TO DO:
Pictures don't belong in the copy; print all the records exactly.

PROVIDED RECORDS:

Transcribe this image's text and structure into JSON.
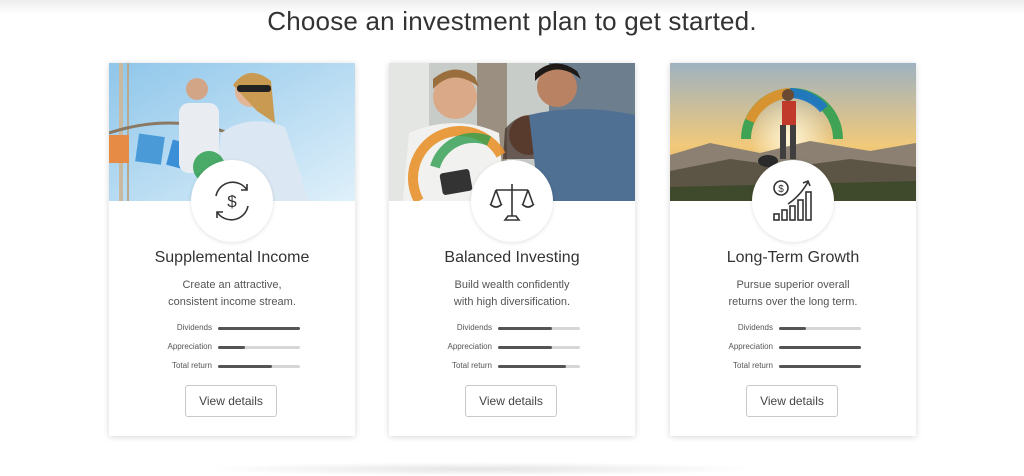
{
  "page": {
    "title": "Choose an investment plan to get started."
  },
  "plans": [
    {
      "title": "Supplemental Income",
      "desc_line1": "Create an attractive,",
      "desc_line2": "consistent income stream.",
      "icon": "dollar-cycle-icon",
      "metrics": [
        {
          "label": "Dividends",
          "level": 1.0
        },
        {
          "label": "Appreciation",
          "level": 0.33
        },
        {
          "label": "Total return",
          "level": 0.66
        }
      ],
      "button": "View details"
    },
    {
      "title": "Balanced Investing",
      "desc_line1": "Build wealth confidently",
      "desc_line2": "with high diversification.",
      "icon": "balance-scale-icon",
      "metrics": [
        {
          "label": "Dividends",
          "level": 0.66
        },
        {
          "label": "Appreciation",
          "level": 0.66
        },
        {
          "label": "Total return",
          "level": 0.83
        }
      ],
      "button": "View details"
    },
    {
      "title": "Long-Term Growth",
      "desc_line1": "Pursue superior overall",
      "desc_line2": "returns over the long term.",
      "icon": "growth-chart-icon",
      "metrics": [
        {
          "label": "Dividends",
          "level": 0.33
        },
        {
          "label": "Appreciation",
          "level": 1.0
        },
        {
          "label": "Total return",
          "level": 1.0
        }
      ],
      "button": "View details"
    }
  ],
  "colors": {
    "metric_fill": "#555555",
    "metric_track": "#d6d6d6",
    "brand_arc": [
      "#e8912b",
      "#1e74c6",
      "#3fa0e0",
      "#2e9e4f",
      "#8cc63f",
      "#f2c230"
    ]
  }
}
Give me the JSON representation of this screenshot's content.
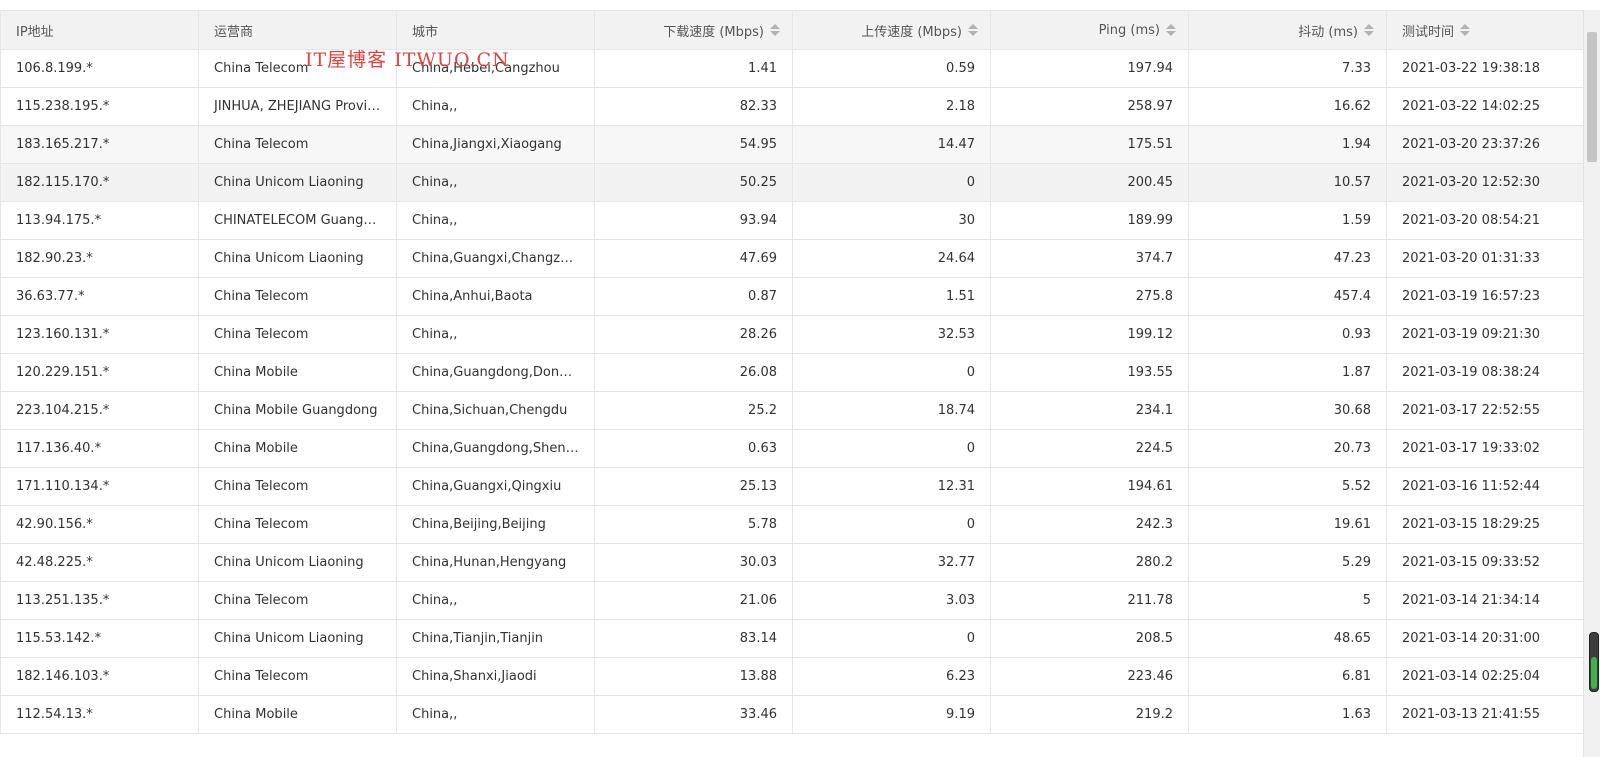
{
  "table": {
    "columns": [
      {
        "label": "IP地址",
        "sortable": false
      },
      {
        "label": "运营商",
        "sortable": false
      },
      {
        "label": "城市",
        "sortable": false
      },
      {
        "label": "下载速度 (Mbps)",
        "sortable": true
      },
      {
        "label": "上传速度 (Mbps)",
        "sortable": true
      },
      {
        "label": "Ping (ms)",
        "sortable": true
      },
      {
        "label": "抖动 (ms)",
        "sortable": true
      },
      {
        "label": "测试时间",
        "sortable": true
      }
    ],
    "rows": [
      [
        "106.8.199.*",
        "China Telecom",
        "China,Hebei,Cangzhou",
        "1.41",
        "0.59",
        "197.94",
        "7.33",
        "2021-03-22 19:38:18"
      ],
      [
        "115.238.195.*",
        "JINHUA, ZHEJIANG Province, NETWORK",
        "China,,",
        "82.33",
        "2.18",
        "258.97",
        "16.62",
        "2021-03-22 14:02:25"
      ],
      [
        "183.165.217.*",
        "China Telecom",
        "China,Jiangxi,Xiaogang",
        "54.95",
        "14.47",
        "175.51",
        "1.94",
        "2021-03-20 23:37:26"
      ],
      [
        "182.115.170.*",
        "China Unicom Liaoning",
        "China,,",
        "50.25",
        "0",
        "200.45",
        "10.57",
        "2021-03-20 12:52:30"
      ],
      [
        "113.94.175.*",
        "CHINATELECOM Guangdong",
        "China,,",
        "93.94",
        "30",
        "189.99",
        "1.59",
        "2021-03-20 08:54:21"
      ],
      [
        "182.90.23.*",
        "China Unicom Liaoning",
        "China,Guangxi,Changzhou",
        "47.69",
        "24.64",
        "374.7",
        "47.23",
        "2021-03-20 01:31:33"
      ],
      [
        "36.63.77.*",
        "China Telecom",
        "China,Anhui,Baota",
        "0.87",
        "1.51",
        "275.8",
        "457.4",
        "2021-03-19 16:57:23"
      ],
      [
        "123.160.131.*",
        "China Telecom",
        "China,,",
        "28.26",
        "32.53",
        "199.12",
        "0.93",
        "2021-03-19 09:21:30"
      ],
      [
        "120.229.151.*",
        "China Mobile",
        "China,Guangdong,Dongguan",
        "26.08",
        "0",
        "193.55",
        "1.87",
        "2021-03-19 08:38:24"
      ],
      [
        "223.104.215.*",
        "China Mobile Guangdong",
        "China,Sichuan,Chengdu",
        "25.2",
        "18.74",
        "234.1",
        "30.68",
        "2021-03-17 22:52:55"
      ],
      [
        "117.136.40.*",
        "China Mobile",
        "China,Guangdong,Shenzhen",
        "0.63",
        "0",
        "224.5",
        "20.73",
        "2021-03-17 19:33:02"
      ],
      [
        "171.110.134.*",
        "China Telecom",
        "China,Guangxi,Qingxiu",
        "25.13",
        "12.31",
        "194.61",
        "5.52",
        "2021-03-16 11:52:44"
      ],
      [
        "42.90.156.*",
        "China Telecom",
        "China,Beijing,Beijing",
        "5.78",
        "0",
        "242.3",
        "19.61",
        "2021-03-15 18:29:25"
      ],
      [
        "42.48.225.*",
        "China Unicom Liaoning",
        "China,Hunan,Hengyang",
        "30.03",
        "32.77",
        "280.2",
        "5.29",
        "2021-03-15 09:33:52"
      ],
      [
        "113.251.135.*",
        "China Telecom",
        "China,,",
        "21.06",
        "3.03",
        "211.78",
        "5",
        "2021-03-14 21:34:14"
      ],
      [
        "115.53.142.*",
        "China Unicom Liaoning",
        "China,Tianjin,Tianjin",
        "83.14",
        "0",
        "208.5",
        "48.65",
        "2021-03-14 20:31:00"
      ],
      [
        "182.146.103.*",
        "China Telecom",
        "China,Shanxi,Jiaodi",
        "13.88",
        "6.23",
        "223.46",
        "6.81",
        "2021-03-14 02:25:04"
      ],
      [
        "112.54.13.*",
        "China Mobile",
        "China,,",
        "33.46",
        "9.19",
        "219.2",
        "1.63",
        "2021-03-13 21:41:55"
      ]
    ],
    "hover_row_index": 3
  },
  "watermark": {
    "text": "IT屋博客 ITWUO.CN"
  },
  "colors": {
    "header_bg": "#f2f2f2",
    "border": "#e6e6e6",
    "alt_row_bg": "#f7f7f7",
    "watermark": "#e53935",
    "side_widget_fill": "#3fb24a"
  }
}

RESPONSE TO THIS EXERCISE:
Transcribe this image's text and structure into JSON.
{
  "page": {
    "title": "Choose an investment plan to get started."
  },
  "plans": [
    {
      "title": "Supplemental Income",
      "desc_line1": "Create an attractive,",
      "desc_line2": "consistent income stream.",
      "icon": "dollar-cycle-icon",
      "metrics": [
        {
          "label": "Dividends",
          "level": 1.0
        },
        {
          "label": "Appreciation",
          "level": 0.33
        },
        {
          "label": "Total return",
          "level": 0.66
        }
      ],
      "button": "View details"
    },
    {
      "title": "Balanced Investing",
      "desc_line1": "Build wealth confidently",
      "desc_line2": "with high diversification.",
      "icon": "balance-scale-icon",
      "metrics": [
        {
          "label": "Dividends",
          "level": 0.66
        },
        {
          "label": "Appreciation",
          "level": 0.66
        },
        {
          "label": "Total return",
          "level": 0.83
        }
      ],
      "button": "View details"
    },
    {
      "title": "Long-Term Growth",
      "desc_line1": "Pursue superior overall",
      "desc_line2": "returns over the long term.",
      "icon": "growth-chart-icon",
      "metrics": [
        {
          "label": "Dividends",
          "level": 0.33
        },
        {
          "label": "Appreciation",
          "level": 1.0
        },
        {
          "label": "Total return",
          "level": 1.0
        }
      ],
      "button": "View details"
    }
  ],
  "colors": {
    "metric_fill": "#555555",
    "metric_track": "#d6d6d6",
    "brand_arc": [
      "#e8912b",
      "#1e74c6",
      "#3fa0e0",
      "#2e9e4f",
      "#8cc63f",
      "#f2c230"
    ]
  }
}
Give me the JSON representation of this screenshot's content.
{
  "table": {
    "columns": [
      {
        "label": "IP地址",
        "sortable": false
      },
      {
        "label": "运营商",
        "sortable": false
      },
      {
        "label": "城市",
        "sortable": false
      },
      {
        "label": "下载速度 (Mbps)",
        "sortable": true
      },
      {
        "label": "上传速度 (Mbps)",
        "sortable": true
      },
      {
        "label": "Ping (ms)",
        "sortable": true
      },
      {
        "label": "抖动 (ms)",
        "sortable": true
      },
      {
        "label": "测试时间",
        "sortable": true
      }
    ],
    "rows": [
      [
        "106.8.199.*",
        "China Telecom",
        "China,Hebei,Cangzhou",
        "1.41",
        "0.59",
        "197.94",
        "7.33",
        "2021-03-22 19:38:18"
      ],
      [
        "115.238.195.*",
        "JINHUA, ZHEJIANG Province, NETWORK",
        "China,,",
        "82.33",
        "2.18",
        "258.97",
        "16.62",
        "2021-03-22 14:02:25"
      ],
      [
        "183.165.217.*",
        "China Telecom",
        "China,Jiangxi,Xiaogang",
        "54.95",
        "14.47",
        "175.51",
        "1.94",
        "2021-03-20 23:37:26"
      ],
      [
        "182.115.170.*",
        "China Unicom Liaoning",
        "China,,",
        "50.25",
        "0",
        "200.45",
        "10.57",
        "2021-03-20 12:52:30"
      ],
      [
        "113.94.175.*",
        "CHINATELECOM Guangdong",
        "China,,",
        "93.94",
        "30",
        "189.99",
        "1.59",
        "2021-03-20 08:54:21"
      ],
      [
        "182.90.23.*",
        "China Unicom Liaoning",
        "China,Guangxi,Changzhou",
        "47.69",
        "24.64",
        "374.7",
        "47.23",
        "2021-03-20 01:31:33"
      ],
      [
        "36.63.77.*",
        "China Telecom",
        "China,Anhui,Baota",
        "0.87",
        "1.51",
        "275.8",
        "457.4",
        "2021-03-19 16:57:23"
      ],
      [
        "123.160.131.*",
        "China Telecom",
        "China,,",
        "28.26",
        "32.53",
        "199.12",
        "0.93",
        "2021-03-19 09:21:30"
      ],
      [
        "120.229.151.*",
        "China Mobile",
        "China,Guangdong,Dongguan",
        "26.08",
        "0",
        "193.55",
        "1.87",
        "2021-03-19 08:38:24"
      ],
      [
        "223.104.215.*",
        "China Mobile Guangdong",
        "China,Sichuan,Chengdu",
        "25.2",
        "18.74",
        "234.1",
        "30.68",
        "2021-03-17 22:52:55"
      ],
      [
        "117.136.40.*",
        "China Mobile",
        "China,Guangdong,Shenzhen",
        "0.63",
        "0",
        "224.5",
        "20.73",
        "2021-03-17 19:33:02"
      ],
      [
        "171.110.134.*",
        "China Telecom",
        "China,Guangxi,Qingxiu",
        "25.13",
        "12.31",
        "194.61",
        "5.52",
        "2021-03-16 11:52:44"
      ],
      [
        "42.90.156.*",
        "China Telecom",
        "China,Beijing,Beijing",
        "5.78",
        "0",
        "242.3",
        "19.61",
        "2021-03-15 18:29:25"
      ],
      [
        "42.48.225.*",
        "China Unicom Liaoning",
        "China,Hunan,Hengyang",
        "30.03",
        "32.77",
        "280.2",
        "5.29",
        "2021-03-15 09:33:52"
      ],
      [
        "113.251.135.*",
        "China Telecom",
        "China,,",
        "21.06",
        "3.03",
        "211.78",
        "5",
        "2021-03-14 21:34:14"
      ],
      [
        "115.53.142.*",
        "China Unicom Liaoning",
        "China,Tianjin,Tianjin",
        "83.14",
        "0",
        "208.5",
        "48.65",
        "2021-03-14 20:31:00"
      ],
      [
        "182.146.103.*",
        "China Telecom",
        "China,Shanxi,Jiaodi",
        "13.88",
        "6.23",
        "223.46",
        "6.81",
        "2021-03-14 02:25:04"
      ],
      [
        "112.54.13.*",
        "China Mobile",
        "China,,",
        "33.46",
        "9.19",
        "219.2",
        "1.63",
        "2021-03-13 21:41:55"
      ]
    ],
    "hover_row_index": 3
  },
  "watermark": {
    "text": "IT屋博客 ITWUO.CN"
  },
  "colors": {
    "header_bg": "#f2f2f2",
    "border": "#e6e6e6",
    "alt_row_bg": "#f7f7f7",
    "watermark": "#e53935",
    "side_widget_fill": "#3fb24a"
  }
}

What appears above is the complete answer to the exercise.